*WHAT YOU ARE ASKED TO DO*
Transcribe all of the data exactly. Omit the pictures.

::: DATASET RECORDS :::

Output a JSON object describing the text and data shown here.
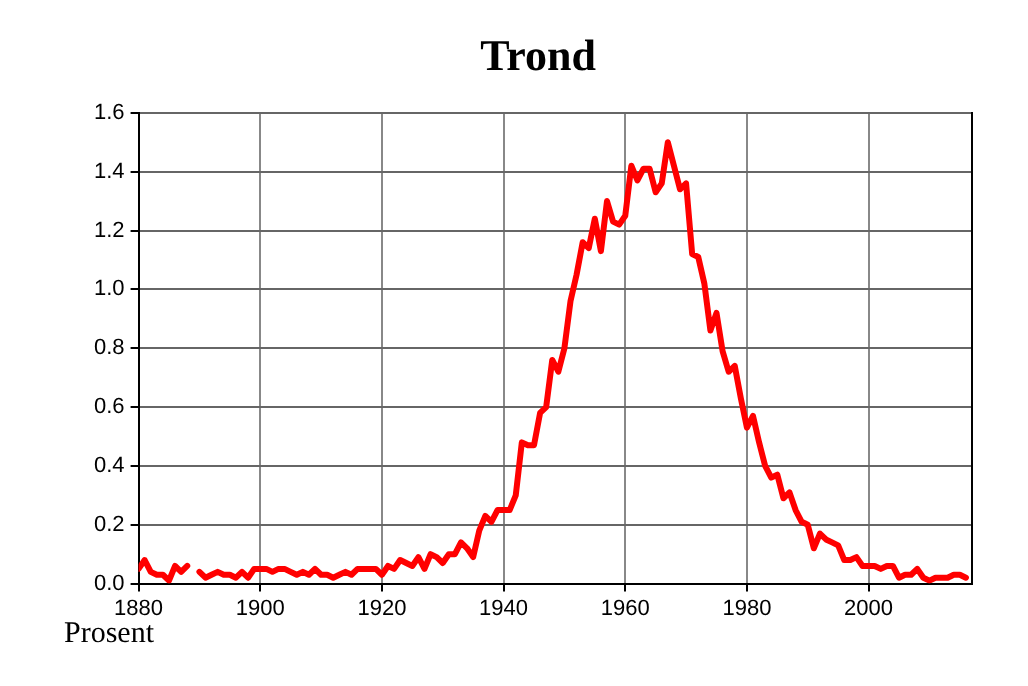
{
  "chart_data": {
    "type": "line",
    "title": "Trond",
    "ylabel": "Prosent",
    "x": [
      1880,
      1881,
      1882,
      1883,
      1884,
      1885,
      1886,
      1887,
      1888,
      1889,
      1890,
      1891,
      1892,
      1893,
      1894,
      1895,
      1896,
      1897,
      1898,
      1899,
      1900,
      1901,
      1902,
      1903,
      1904,
      1905,
      1906,
      1907,
      1908,
      1909,
      1910,
      1911,
      1912,
      1913,
      1914,
      1915,
      1916,
      1917,
      1918,
      1919,
      1920,
      1921,
      1922,
      1923,
      1924,
      1925,
      1926,
      1927,
      1928,
      1929,
      1930,
      1931,
      1932,
      1933,
      1934,
      1935,
      1936,
      1937,
      1938,
      1939,
      1940,
      1941,
      1942,
      1943,
      1944,
      1945,
      1946,
      1947,
      1948,
      1949,
      1950,
      1951,
      1952,
      1953,
      1954,
      1955,
      1956,
      1957,
      1958,
      1959,
      1960,
      1961,
      1962,
      1963,
      1964,
      1965,
      1966,
      1967,
      1968,
      1969,
      1970,
      1971,
      1972,
      1973,
      1974,
      1975,
      1976,
      1977,
      1978,
      1979,
      1980,
      1981,
      1982,
      1983,
      1984,
      1985,
      1986,
      1987,
      1988,
      1989,
      1990,
      1991,
      1992,
      1993,
      1994,
      1995,
      1996,
      1997,
      1998,
      1999,
      2000,
      2001,
      2002,
      2003,
      2004,
      2005,
      2006,
      2007,
      2008,
      2009,
      2010,
      2011,
      2012,
      2013,
      2014,
      2015,
      2016
    ],
    "series": [
      {
        "color": "#ff0000",
        "values": [
          0.05,
          0.08,
          0.04,
          0.03,
          0.03,
          0.01,
          0.06,
          0.04,
          0.06,
          null,
          0.04,
          0.02,
          0.03,
          0.04,
          0.03,
          0.03,
          0.02,
          0.04,
          0.02,
          0.05,
          0.05,
          0.05,
          0.04,
          0.05,
          0.05,
          0.04,
          0.03,
          0.04,
          0.03,
          0.05,
          0.03,
          0.03,
          0.02,
          0.03,
          0.04,
          0.03,
          0.05,
          0.05,
          0.05,
          0.05,
          0.03,
          0.06,
          0.05,
          0.08,
          0.07,
          0.06,
          0.09,
          0.05,
          0.1,
          0.09,
          0.07,
          0.1,
          0.1,
          0.14,
          0.12,
          0.09,
          0.18,
          0.23,
          0.21,
          0.25,
          0.25,
          0.25,
          0.3,
          0.48,
          0.47,
          0.47,
          0.58,
          0.6,
          0.76,
          0.72,
          0.8,
          0.96,
          1.05,
          1.16,
          1.14,
          1.24,
          1.13,
          1.3,
          1.23,
          1.22,
          1.25,
          1.42,
          1.37,
          1.41,
          1.41,
          1.33,
          1.36,
          1.5,
          1.42,
          1.34,
          1.36,
          1.12,
          1.11,
          1.02,
          0.86,
          0.92,
          0.79,
          0.72,
          0.74,
          0.63,
          0.53,
          0.57,
          0.48,
          0.4,
          0.36,
          0.37,
          0.29,
          0.31,
          0.25,
          0.21,
          0.2,
          0.12,
          0.17,
          0.15,
          0.14,
          0.13,
          0.08,
          0.08,
          0.09,
          0.06,
          0.06,
          0.06,
          0.05,
          0.06,
          0.06,
          0.02,
          0.03,
          0.03,
          0.05,
          0.02,
          0.01,
          0.02,
          0.02,
          0.02,
          0.03,
          0.03,
          0.02
        ]
      }
    ],
    "xlim": [
      1880,
      2017
    ],
    "xticks": [
      1880,
      1900,
      1920,
      1940,
      1960,
      1980,
      2000
    ],
    "ylim": [
      0,
      1.6
    ],
    "yticks": [
      {
        "value": 0,
        "label": "0.0"
      },
      0.2,
      0.4,
      0.6,
      0.8,
      {
        "value": 1,
        "label": "1.0"
      },
      1.2,
      1.4,
      1.6
    ],
    "grid": true,
    "legend": false,
    "marker": "none",
    "line_style": "solid"
  }
}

:::

*RESPONSE*
Output a JSON object describing the text and data shown here.
{
  "chart_data": {
    "type": "line",
    "title": "Trond",
    "ylabel": "Prosent",
    "x": [
      1880,
      1881,
      1882,
      1883,
      1884,
      1885,
      1886,
      1887,
      1888,
      1889,
      1890,
      1891,
      1892,
      1893,
      1894,
      1895,
      1896,
      1897,
      1898,
      1899,
      1900,
      1901,
      1902,
      1903,
      1904,
      1905,
      1906,
      1907,
      1908,
      1909,
      1910,
      1911,
      1912,
      1913,
      1914,
      1915,
      1916,
      1917,
      1918,
      1919,
      1920,
      1921,
      1922,
      1923,
      1924,
      1925,
      1926,
      1927,
      1928,
      1929,
      1930,
      1931,
      1932,
      1933,
      1934,
      1935,
      1936,
      1937,
      1938,
      1939,
      1940,
      1941,
      1942,
      1943,
      1944,
      1945,
      1946,
      1947,
      1948,
      1949,
      1950,
      1951,
      1952,
      1953,
      1954,
      1955,
      1956,
      1957,
      1958,
      1959,
      1960,
      1961,
      1962,
      1963,
      1964,
      1965,
      1966,
      1967,
      1968,
      1969,
      1970,
      1971,
      1972,
      1973,
      1974,
      1975,
      1976,
      1977,
      1978,
      1979,
      1980,
      1981,
      1982,
      1983,
      1984,
      1985,
      1986,
      1987,
      1988,
      1989,
      1990,
      1991,
      1992,
      1993,
      1994,
      1995,
      1996,
      1997,
      1998,
      1999,
      2000,
      2001,
      2002,
      2003,
      2004,
      2005,
      2006,
      2007,
      2008,
      2009,
      2010,
      2011,
      2012,
      2013,
      2014,
      2015,
      2016
    ],
    "series": [
      {
        "color": "#ff0000",
        "values": [
          0.05,
          0.08,
          0.04,
          0.03,
          0.03,
          0.01,
          0.06,
          0.04,
          0.06,
          null,
          0.04,
          0.02,
          0.03,
          0.04,
          0.03,
          0.03,
          0.02,
          0.04,
          0.02,
          0.05,
          0.05,
          0.05,
          0.04,
          0.05,
          0.05,
          0.04,
          0.03,
          0.04,
          0.03,
          0.05,
          0.03,
          0.03,
          0.02,
          0.03,
          0.04,
          0.03,
          0.05,
          0.05,
          0.05,
          0.05,
          0.03,
          0.06,
          0.05,
          0.08,
          0.07,
          0.06,
          0.09,
          0.05,
          0.1,
          0.09,
          0.07,
          0.1,
          0.1,
          0.14,
          0.12,
          0.09,
          0.18,
          0.23,
          0.21,
          0.25,
          0.25,
          0.25,
          0.3,
          0.48,
          0.47,
          0.47,
          0.58,
          0.6,
          0.76,
          0.72,
          0.8,
          0.96,
          1.05,
          1.16,
          1.14,
          1.24,
          1.13,
          1.3,
          1.23,
          1.22,
          1.25,
          1.42,
          1.37,
          1.41,
          1.41,
          1.33,
          1.36,
          1.5,
          1.42,
          1.34,
          1.36,
          1.12,
          1.11,
          1.02,
          0.86,
          0.92,
          0.79,
          0.72,
          0.74,
          0.63,
          0.53,
          0.57,
          0.48,
          0.4,
          0.36,
          0.37,
          0.29,
          0.31,
          0.25,
          0.21,
          0.2,
          0.12,
          0.17,
          0.15,
          0.14,
          0.13,
          0.08,
          0.08,
          0.09,
          0.06,
          0.06,
          0.06,
          0.05,
          0.06,
          0.06,
          0.02,
          0.03,
          0.03,
          0.05,
          0.02,
          0.01,
          0.02,
          0.02,
          0.02,
          0.03,
          0.03,
          0.02
        ]
      }
    ],
    "xlim": [
      1880,
      2017
    ],
    "xticks": [
      1880,
      1900,
      1920,
      1940,
      1960,
      1980,
      2000
    ],
    "ylim": [
      0,
      1.6
    ],
    "yticks": [
      {
        "value": 0,
        "label": "0.0"
      },
      0.2,
      0.4,
      0.6,
      0.8,
      {
        "value": 1,
        "label": "1.0"
      },
      1.2,
      1.4,
      1.6
    ],
    "grid": true,
    "legend": false,
    "marker": "none",
    "line_style": "solid"
  }
}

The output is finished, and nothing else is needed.